*TASK GOAL*: Retype the whole listing verbatim and keep the pictures out of it.

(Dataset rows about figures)
----

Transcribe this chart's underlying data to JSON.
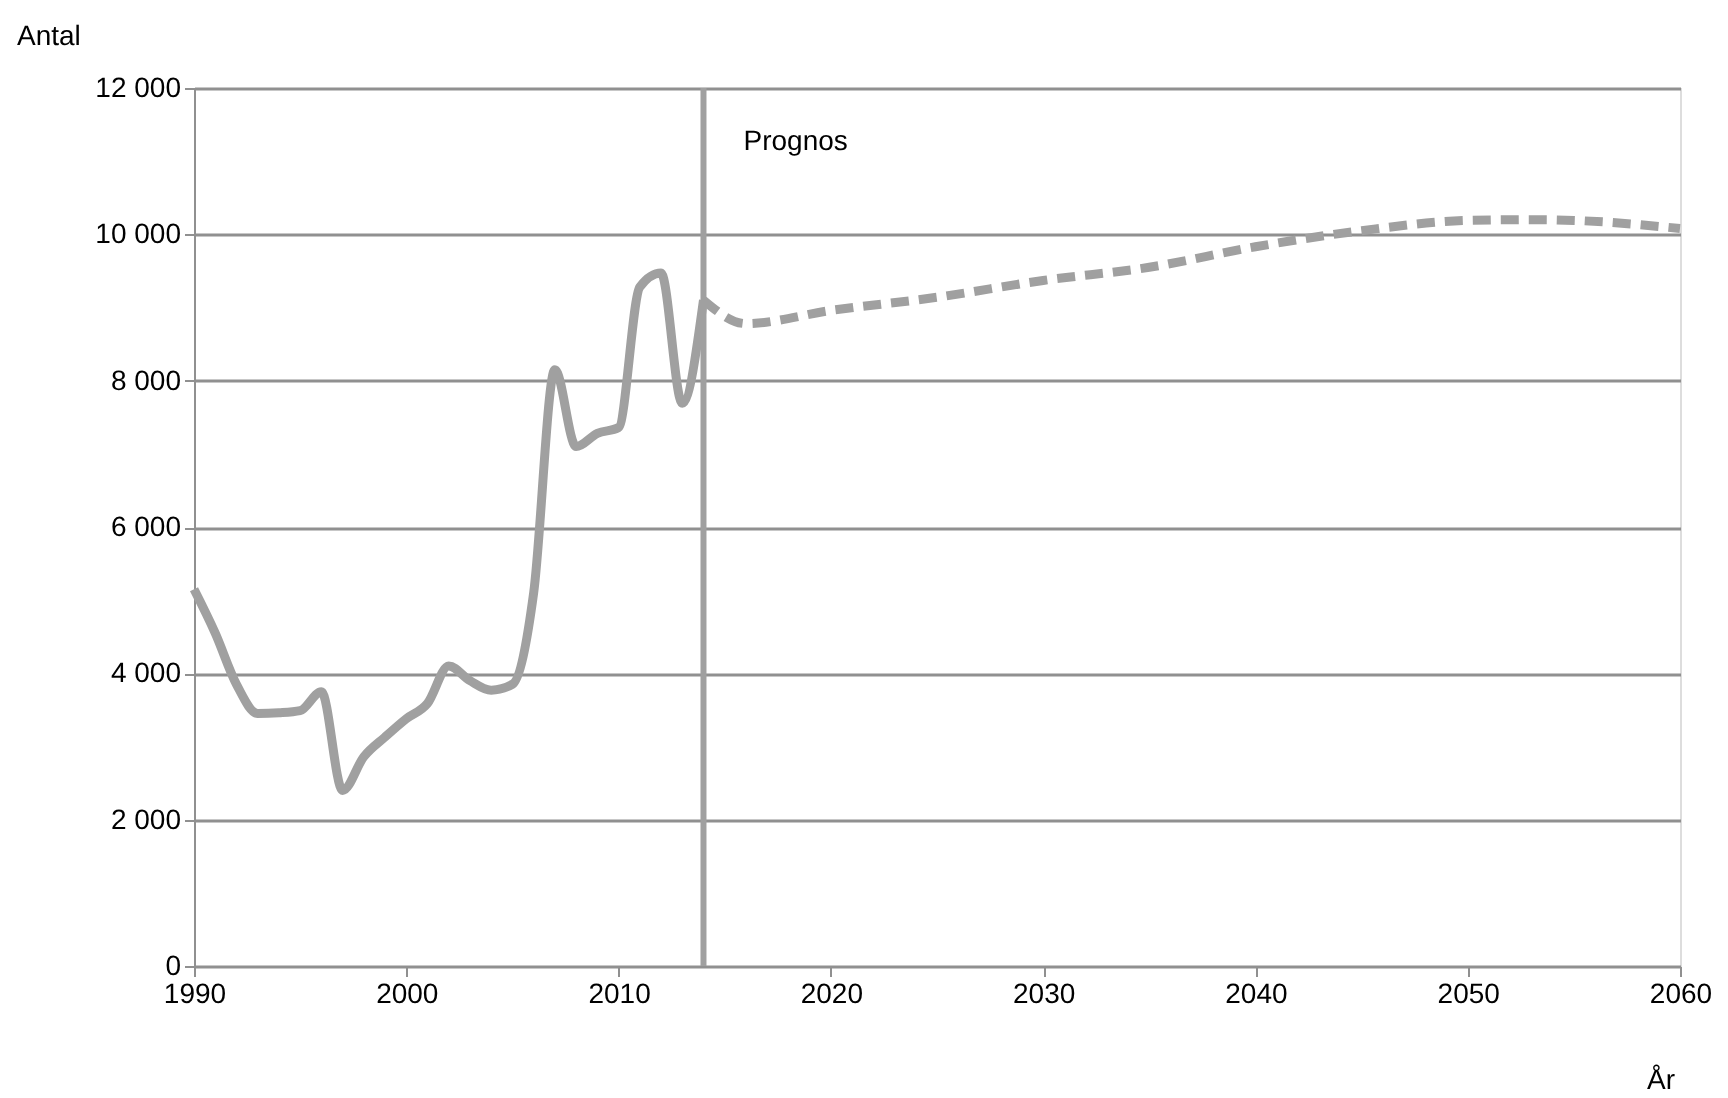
{
  "chart_data": {
    "type": "line",
    "xlabel": "År",
    "ylabel": "Antal",
    "xlim": [
      1990,
      2060
    ],
    "xticks": [
      1990,
      2000,
      2010,
      2020,
      2030,
      2040,
      2050,
      2060
    ],
    "ylim": [
      0,
      12000
    ],
    "yticks": [
      0,
      {
        "value": 2000,
        "label": "2 000"
      },
      {
        "value": 4000,
        "label": "4 000"
      },
      {
        "value": 6000,
        "label": "6 000"
      },
      {
        "value": 8000,
        "label": "8 000"
      },
      {
        "value": 10000,
        "label": "10 000"
      },
      {
        "value": 12000,
        "label": "12 000"
      }
    ],
    "grid": "y",
    "series": [
      {
        "color": "#a0a0a0",
        "line_style": "solid",
        "x": [
          1990,
          1991,
          1992,
          1993,
          1994,
          1995,
          1996,
          1997,
          1998,
          1999,
          2000,
          2001,
          2002,
          2003,
          2004,
          2005,
          2006,
          2007,
          2008,
          2009,
          2010,
          2011,
          2012,
          2013,
          2014
        ],
        "values": [
          5150,
          4550,
          3850,
          3450,
          3460,
          3490,
          3750,
          2400,
          2860,
          3130,
          3380,
          3590,
          4100,
          3900,
          3770,
          3850,
          5100,
          8150,
          7100,
          7280,
          7360,
          9280,
          9470,
          7690,
          9100
        ]
      },
      {
        "color": "#a0a0a0",
        "line_style": "dashed",
        "x": [
          2014,
          2016,
          2020,
          2025,
          2030,
          2035,
          2040,
          2045,
          2050,
          2053,
          2055,
          2060
        ],
        "values": [
          9100,
          8780,
          8960,
          9140,
          9370,
          9550,
          9830,
          10050,
          10190,
          10200,
          10190,
          10080
        ]
      }
    ],
    "ref_lines": [
      {
        "axis": "x",
        "value": 2014,
        "label": "Prognos",
        "color": "#a0a0a0"
      }
    ]
  }
}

----

*TASK ANSWER*:
Transcribe this chart's underlying data to JSON.
{
  "chart_data": {
    "type": "line",
    "xlabel": "År",
    "ylabel": "Antal",
    "xlim": [
      1990,
      2060
    ],
    "xticks": [
      1990,
      2000,
      2010,
      2020,
      2030,
      2040,
      2050,
      2060
    ],
    "ylim": [
      0,
      12000
    ],
    "yticks": [
      0,
      {
        "value": 2000,
        "label": "2 000"
      },
      {
        "value": 4000,
        "label": "4 000"
      },
      {
        "value": 6000,
        "label": "6 000"
      },
      {
        "value": 8000,
        "label": "8 000"
      },
      {
        "value": 10000,
        "label": "10 000"
      },
      {
        "value": 12000,
        "label": "12 000"
      }
    ],
    "grid": "y",
    "series": [
      {
        "color": "#a0a0a0",
        "line_style": "solid",
        "x": [
          1990,
          1991,
          1992,
          1993,
          1994,
          1995,
          1996,
          1997,
          1998,
          1999,
          2000,
          2001,
          2002,
          2003,
          2004,
          2005,
          2006,
          2007,
          2008,
          2009,
          2010,
          2011,
          2012,
          2013,
          2014
        ],
        "values": [
          5150,
          4550,
          3850,
          3450,
          3460,
          3490,
          3750,
          2400,
          2860,
          3130,
          3380,
          3590,
          4100,
          3900,
          3770,
          3850,
          5100,
          8150,
          7100,
          7280,
          7360,
          9280,
          9470,
          7690,
          9100
        ]
      },
      {
        "color": "#a0a0a0",
        "line_style": "dashed",
        "x": [
          2014,
          2016,
          2020,
          2025,
          2030,
          2035,
          2040,
          2045,
          2050,
          2053,
          2055,
          2060
        ],
        "values": [
          9100,
          8780,
          8960,
          9140,
          9370,
          9550,
          9830,
          10050,
          10190,
          10200,
          10190,
          10080
        ]
      }
    ],
    "ref_lines": [
      {
        "axis": "x",
        "value": 2014,
        "label": "Prognos",
        "color": "#a0a0a0"
      }
    ]
  }
}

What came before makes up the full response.